● **The request**
Copy each line that contains the word "xampp".

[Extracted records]
-- Begin --

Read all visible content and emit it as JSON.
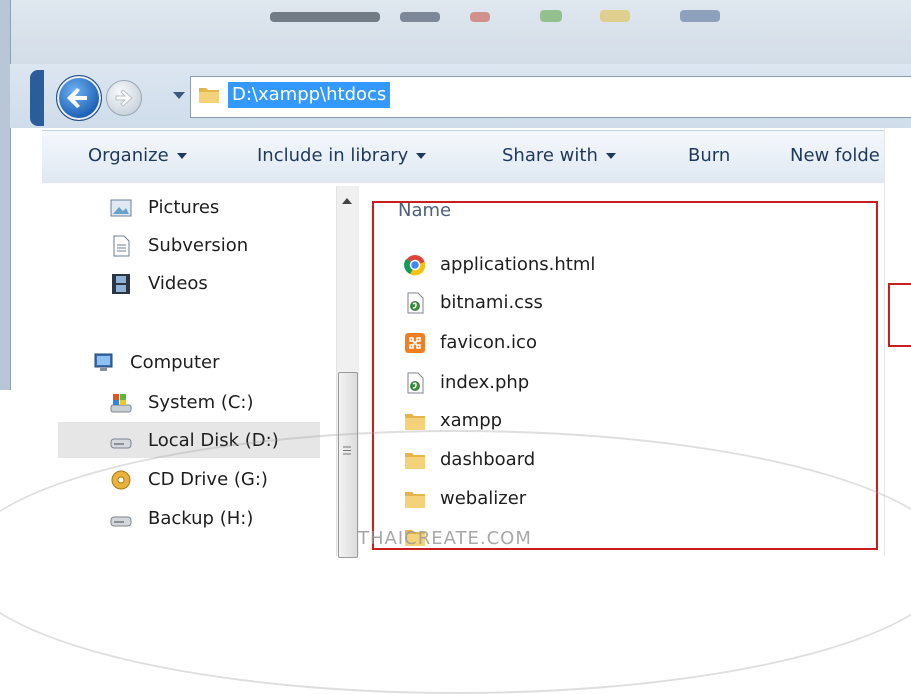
{
  "address_bar": {
    "path": "D:\\xampp\\htdocs"
  },
  "toolbar": {
    "items": [
      {
        "label": "Organize",
        "has_dropdown": true
      },
      {
        "label": "Include in library",
        "has_dropdown": true
      },
      {
        "label": "Share with",
        "has_dropdown": true
      },
      {
        "label": "Burn",
        "has_dropdown": false
      },
      {
        "label": "New folde",
        "has_dropdown": false
      }
    ]
  },
  "nav_pane": {
    "items": [
      {
        "label": "Pictures",
        "icon": "pictures-icon"
      },
      {
        "label": "Subversion",
        "icon": "document-icon"
      },
      {
        "label": "Videos",
        "icon": "videos-icon"
      },
      {
        "label": "Computer",
        "icon": "computer-icon"
      },
      {
        "label": "System  (C:)",
        "icon": "system-drive-icon"
      },
      {
        "label": "Local Disk (D:)",
        "icon": "hard-drive-icon",
        "selected": true
      },
      {
        "label": "CD Drive (G:)",
        "icon": "cd-drive-icon"
      },
      {
        "label": "Backup (H:)",
        "icon": "hard-drive-icon"
      }
    ]
  },
  "file_list": {
    "column_name": "Name",
    "items": [
      {
        "name": "applications.html",
        "icon": "chrome-icon"
      },
      {
        "name": "bitnami.css",
        "icon": "script-file-icon"
      },
      {
        "name": "favicon.ico",
        "icon": "xampp-icon"
      },
      {
        "name": "index.php",
        "icon": "script-file-icon"
      },
      {
        "name": "xampp",
        "icon": "folder-icon"
      },
      {
        "name": "dashboard",
        "icon": "folder-icon"
      },
      {
        "name": "webalizer",
        "icon": "folder-icon"
      }
    ]
  },
  "watermark": {
    "text": "THAICREATE.COM"
  },
  "colors": {
    "highlight_box": "#c81e1e",
    "address_selection": "#3399ff",
    "toolbar_text": "#1e395b"
  }
}
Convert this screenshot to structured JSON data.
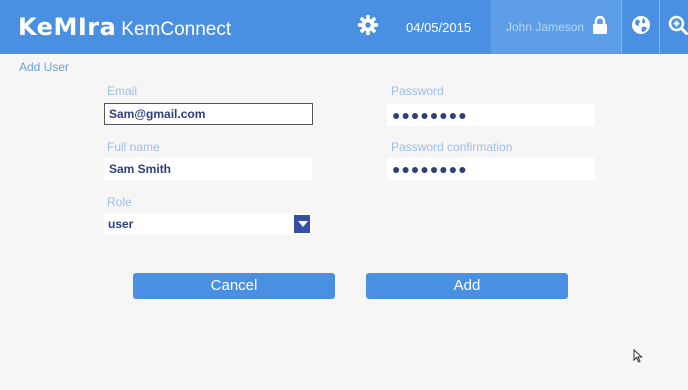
{
  "header": {
    "brand_logo": "KeMIra",
    "brand_app": "KemConnect",
    "settings_icon": "gear-icon",
    "date": "04/05/2015",
    "user_name": "John Jameson",
    "lock_icon": "lock-icon",
    "globe_icon": "globe-icon",
    "zoom_icon": "zoom-in-icon"
  },
  "page": {
    "title": "Add User"
  },
  "form": {
    "email": {
      "label": "Email",
      "value": "Sam@gmail.com"
    },
    "password": {
      "label": "Password",
      "value": "●●●●●●●●"
    },
    "full_name": {
      "label": "Full name",
      "value": "Sam Smith"
    },
    "password_confirmation": {
      "label": "Password confirmation",
      "value": "●●●●●●●●"
    },
    "role": {
      "label": "Role",
      "value": "user"
    }
  },
  "actions": {
    "cancel_label": "Cancel",
    "add_label": "Add"
  },
  "colors": {
    "header_bg": "#4a90e2",
    "accent_dark": "#3550a3",
    "label_blue": "#9cbde5",
    "value_text": "#2f3f7a"
  }
}
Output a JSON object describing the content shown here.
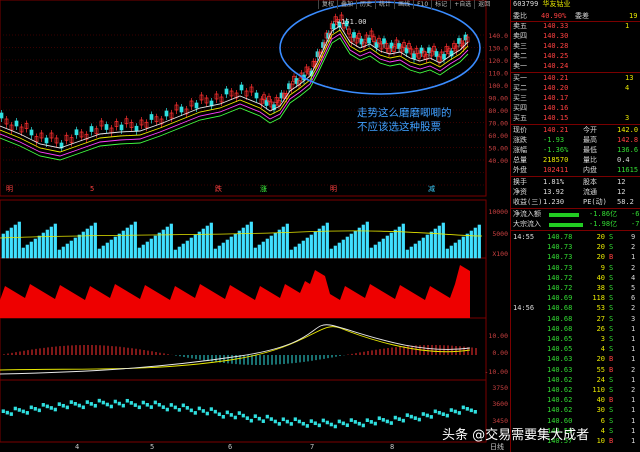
{
  "toolbar": [
    "复权",
    "叠加",
    "历史",
    "统计",
    "画线",
    "F10",
    "标记",
    "+自选",
    "返回"
  ],
  "header": {
    "code": "603799",
    "name": "华友钴业"
  },
  "peak_label": "151.00",
  "annotation": [
    "走势这么磨磨唧唧的",
    "不应该选这种股票"
  ],
  "axis_main": [
    "140.0",
    "130.0",
    "120.0",
    "110.0",
    "100.0",
    "90.00",
    "80.00",
    "70.00",
    "60.00",
    "50.00",
    "40.00"
  ],
  "axis_vol": [
    "10000",
    "5000",
    "X100"
  ],
  "axis_macd": [
    "10.00",
    "0.00",
    "-10.00"
  ],
  "axis_bot": [
    "3750",
    "3600",
    "3450"
  ],
  "date_labels": [
    "4",
    "5",
    "6",
    "7",
    "8"
  ],
  "bottom_label": "日线",
  "event_labels": [
    "明",
    "5",
    "跌",
    "涨",
    "明",
    "减"
  ],
  "watermark": "头条 @交易需要集大成者",
  "quote": {
    "weibi": {
      "label": "委比",
      "v1": "40.90%",
      "label2": "委差",
      "v2": "19"
    },
    "sells": [
      {
        "label": "卖五",
        "price": "140.33",
        "vol": "1"
      },
      {
        "label": "卖四",
        "price": "140.30",
        "vol": ""
      },
      {
        "label": "卖三",
        "price": "140.28",
        "vol": ""
      },
      {
        "label": "卖二",
        "price": "140.25",
        "vol": ""
      },
      {
        "label": "卖一",
        "price": "140.24",
        "vol": ""
      }
    ],
    "buys": [
      {
        "label": "买一",
        "price": "140.21",
        "vol": "13"
      },
      {
        "label": "买二",
        "price": "140.20",
        "vol": "4"
      },
      {
        "label": "买三",
        "price": "140.17",
        "vol": ""
      },
      {
        "label": "买四",
        "price": "140.16",
        "vol": ""
      },
      {
        "label": "买五",
        "price": "140.15",
        "vol": "3"
      }
    ],
    "stats": [
      {
        "l1": "现价",
        "v1": "140.21",
        "l2": "今开",
        "v2": "142.0"
      },
      {
        "l1": "涨跌",
        "v1": "-1.93",
        "l2": "最高",
        "v2": "142.8"
      },
      {
        "l1": "涨幅",
        "v1": "-1.36%",
        "l2": "最低",
        "v2": "136.6"
      },
      {
        "l1": "总量",
        "v1": "218570",
        "l2": "量比",
        "v2": "0.4"
      },
      {
        "l1": "外盘",
        "v1": "102411",
        "l2": "内盘",
        "v2": "11615"
      },
      {
        "l1": "换手",
        "v1": "1.81%",
        "l2": "股本",
        "v2": "12"
      },
      {
        "l1": "净资",
        "v1": "13.92",
        "l2": "流通",
        "v2": "12"
      },
      {
        "l1": "收益(三)",
        "v1": "1.230",
        "l2": "PE(动)",
        "v2": "58.2"
      }
    ],
    "flows": [
      {
        "label": "净流入额",
        "value": "-1.86亿",
        "pct": "-6"
      },
      {
        "label": "大宗流入",
        "value": "-1.98亿",
        "pct": "-7"
      }
    ],
    "ticks": [
      {
        "time": "14:55",
        "price": "140.78",
        "vol": "20",
        "bs": "S",
        "n": "9"
      },
      {
        "time": "",
        "price": "140.73",
        "vol": "20",
        "bs": "S",
        "n": "2"
      },
      {
        "time": "",
        "price": "140.73",
        "vol": "20",
        "bs": "B",
        "n": "1"
      },
      {
        "time": "",
        "price": "140.73",
        "vol": "9",
        "bs": "S",
        "n": "2"
      },
      {
        "time": "",
        "price": "140.72",
        "vol": "40",
        "bs": "S",
        "n": "4"
      },
      {
        "time": "",
        "price": "140.72",
        "vol": "38",
        "bs": "S",
        "n": "5"
      },
      {
        "time": "",
        "price": "140.69",
        "vol": "118",
        "bs": "S",
        "n": "6"
      },
      {
        "time": "14:56",
        "price": "140.68",
        "vol": "53",
        "bs": "S",
        "n": "2"
      },
      {
        "time": "",
        "price": "140.68",
        "vol": "27",
        "bs": "S",
        "n": "3"
      },
      {
        "time": "",
        "price": "140.68",
        "vol": "26",
        "bs": "S",
        "n": "1"
      },
      {
        "time": "",
        "price": "140.65",
        "vol": "3",
        "bs": "S",
        "n": "1"
      },
      {
        "time": "",
        "price": "140.65",
        "vol": "4",
        "bs": "S",
        "n": "1"
      },
      {
        "time": "",
        "price": "140.63",
        "vol": "20",
        "bs": "B",
        "n": "1"
      },
      {
        "time": "",
        "price": "140.63",
        "vol": "55",
        "bs": "B",
        "n": "2"
      },
      {
        "time": "",
        "price": "140.62",
        "vol": "24",
        "bs": "S",
        "n": "1"
      },
      {
        "time": "",
        "price": "140.62",
        "vol": "110",
        "bs": "S",
        "n": "2"
      },
      {
        "time": "",
        "price": "140.62",
        "vol": "40",
        "bs": "B",
        "n": "1"
      },
      {
        "time": "",
        "price": "140.62",
        "vol": "30",
        "bs": "S",
        "n": "1"
      },
      {
        "time": "",
        "price": "140.60",
        "vol": "6",
        "bs": "S",
        "n": "1"
      },
      {
        "time": "",
        "price": "140.58",
        "vol": "4",
        "bs": "S",
        "n": "1"
      },
      {
        "time": "",
        "price": "140.57",
        "vol": "10",
        "bs": "B",
        "n": "1"
      }
    ]
  }
}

-- End --

● **Correct response**
    "path": "D:\\xampp\\htdocs"
        "icon": "xampp-icon"
        "name": "xampp",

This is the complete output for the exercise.